» Your goal:
List all the lines in these records that hold "title".

####

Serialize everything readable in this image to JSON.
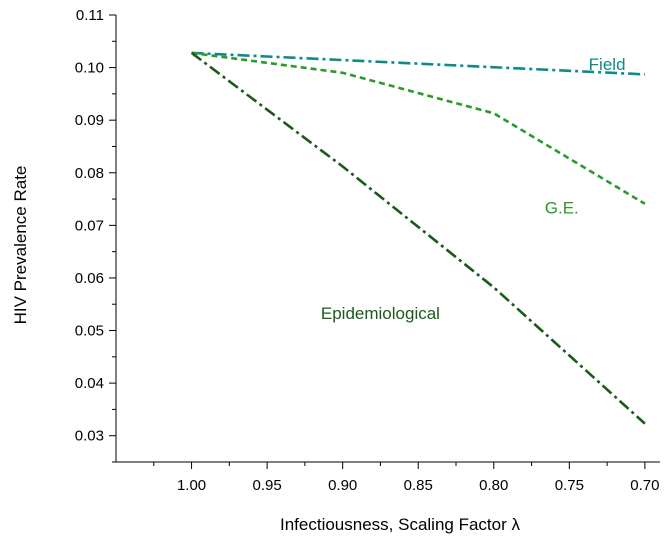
{
  "chart_data": {
    "type": "line",
    "xlabel": "Infectiousness, Scaling Factor λ",
    "ylabel": "HIV Prevalence Rate",
    "xlim": [
      1.05,
      0.69
    ],
    "ylim": [
      0.025,
      0.11
    ],
    "x_reversed": true,
    "grid": false,
    "x_ticks": [
      1.0,
      0.95,
      0.9,
      0.85,
      0.8,
      0.75,
      0.7
    ],
    "x_tick_labels": [
      "1.00",
      "0.95",
      "0.90",
      "0.85",
      "0.80",
      "0.75",
      "0.70"
    ],
    "y_ticks": [
      0.03,
      0.04,
      0.05,
      0.06,
      0.07,
      0.08,
      0.09,
      0.1,
      0.11
    ],
    "y_tick_labels": [
      "0.03",
      "0.04",
      "0.05",
      "0.06",
      "0.07",
      "0.08",
      "0.09",
      "0.10",
      "0.11"
    ],
    "series": [
      {
        "name": "Field",
        "color": "#0e8a8a",
        "dash": "dash-dot",
        "x": [
          1.0,
          0.7
        ],
        "y": [
          0.1028,
          0.0987
        ],
        "label_at": [
          0.725,
          0.0995
        ]
      },
      {
        "name": "G.E.",
        "color": "#2a9a2a",
        "dash": "dashed",
        "x": [
          1.0,
          0.9,
          0.8,
          0.7
        ],
        "y": [
          0.1028,
          0.099,
          0.0913,
          0.0741
        ],
        "label_at": [
          0.755,
          0.0723
        ]
      },
      {
        "name": "Epidemiological",
        "color": "#1a5a1a",
        "dash": "dash-dot",
        "x": [
          1.0,
          0.9,
          0.8,
          0.7
        ],
        "y": [
          0.1028,
          0.0812,
          0.0582,
          0.0323
        ],
        "label_at": [
          0.875,
          0.0522
        ]
      }
    ]
  }
}
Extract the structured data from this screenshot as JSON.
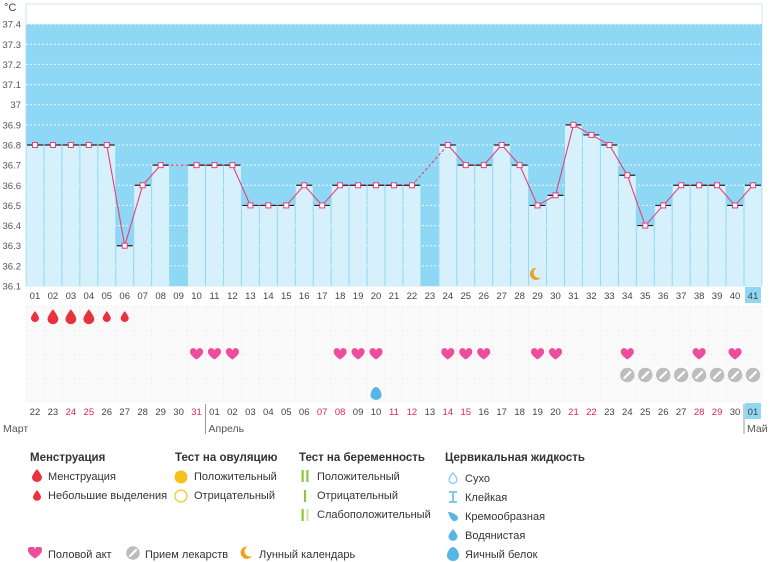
{
  "unit": "°C",
  "colors": {
    "menstruation": "#e8323c",
    "intercourse": "#ee4d9b",
    "medication": "#bdbdbd",
    "moon": "#f0a01e",
    "ovulation_positive": "#f2c31c",
    "ovulation_negative": "#f2c31c",
    "pregnancy": "#8cc63f",
    "fluid_light": "#7ec8ec",
    "fluid": "#58b6e6",
    "chart_fill": "#8fd8f5",
    "bar_fill": "#d7f1fc",
    "line": "#e6407a"
  },
  "chart_data": {
    "type": "line",
    "ylim": [
      36.1,
      37.5
    ],
    "yticks": [
      "37.4",
      "37.3",
      "37.2",
      "37.1",
      "37",
      "36.9",
      "36.8",
      "36.7",
      "36.6",
      "36.5",
      "36.4",
      "36.3",
      "36.2",
      "36.1"
    ],
    "cycle_days": [
      "01",
      "02",
      "03",
      "04",
      "05",
      "06",
      "07",
      "08",
      "09",
      "10",
      "11",
      "12",
      "13",
      "14",
      "15",
      "16",
      "17",
      "18",
      "19",
      "20",
      "21",
      "22",
      "23",
      "24",
      "25",
      "26",
      "27",
      "28",
      "29",
      "30",
      "31",
      "32",
      "33",
      "34",
      "35",
      "36",
      "37",
      "38",
      "39",
      "40",
      "41"
    ],
    "temperatures": [
      36.8,
      36.8,
      36.8,
      36.8,
      36.8,
      36.3,
      36.6,
      36.7,
      null,
      36.7,
      36.7,
      36.7,
      36.5,
      36.5,
      36.5,
      36.6,
      36.5,
      36.6,
      36.6,
      36.6,
      36.6,
      36.6,
      null,
      36.8,
      36.7,
      36.7,
      36.8,
      36.7,
      36.5,
      36.55,
      36.9,
      36.85,
      36.8,
      36.65,
      36.4,
      36.5,
      36.6,
      36.6,
      36.6,
      36.5,
      36.6
    ],
    "dates": [
      "22",
      "23",
      "24",
      "25",
      "26",
      "27",
      "28",
      "29",
      "30",
      "31",
      "01",
      "02",
      "03",
      "04",
      "05",
      "06",
      "07",
      "08",
      "09",
      "10",
      "11",
      "12",
      "13",
      "14",
      "15",
      "16",
      "17",
      "18",
      "19",
      "20",
      "21",
      "22",
      "23",
      "24",
      "25",
      "26",
      "27",
      "28",
      "29",
      "30",
      "01"
    ],
    "weekend_indices": [
      2,
      3,
      9,
      16,
      17,
      20,
      21,
      23,
      24,
      30,
      31,
      37,
      38
    ],
    "months": [
      {
        "label": "Март",
        "index": 0
      },
      {
        "label": "Апрель",
        "index": 10
      },
      {
        "label": "Май",
        "index": 40
      }
    ],
    "menstruation": [
      {
        "day_index": 0,
        "size": "small"
      },
      {
        "day_index": 1,
        "size": "large"
      },
      {
        "day_index": 2,
        "size": "large"
      },
      {
        "day_index": 3,
        "size": "large"
      },
      {
        "day_index": 4,
        "size": "small"
      },
      {
        "day_index": 5,
        "size": "small"
      }
    ],
    "intercourse_days": [
      9,
      10,
      11,
      17,
      18,
      19,
      23,
      24,
      25,
      28,
      29,
      33,
      37,
      39
    ],
    "medication_days": [
      33,
      34,
      35,
      36,
      37,
      38,
      39,
      40
    ],
    "fluid_days": [
      19
    ],
    "moon_day": 28
  },
  "legend": {
    "menstruation": {
      "title": "Менструация",
      "items": [
        "Менструация",
        "Небольшие выделения"
      ]
    },
    "ovulation": {
      "title": "Тест на овуляцию",
      "items": [
        "Положительный",
        "Отрицательный"
      ]
    },
    "pregnancy": {
      "title": "Тест на беременность",
      "items": [
        "Положительный",
        "Отрицательный",
        "Слабоположительный"
      ]
    },
    "fluid": {
      "title": "Цервикальная жидкость",
      "items": [
        "Сухо",
        "Клейкая",
        "Кремообразная",
        "Водянистая",
        "Яичный белок"
      ]
    },
    "bottom": {
      "intercourse": "Половой акт",
      "medication": "Прием лекарств",
      "moon": "Лунный календарь"
    }
  }
}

####

» Reply to the exercise:
      "title": "Менструация",
      "title": "Тест на овуляцию",
      "title": "Тест на беременность",
      "title": "Цервикальная жидкость",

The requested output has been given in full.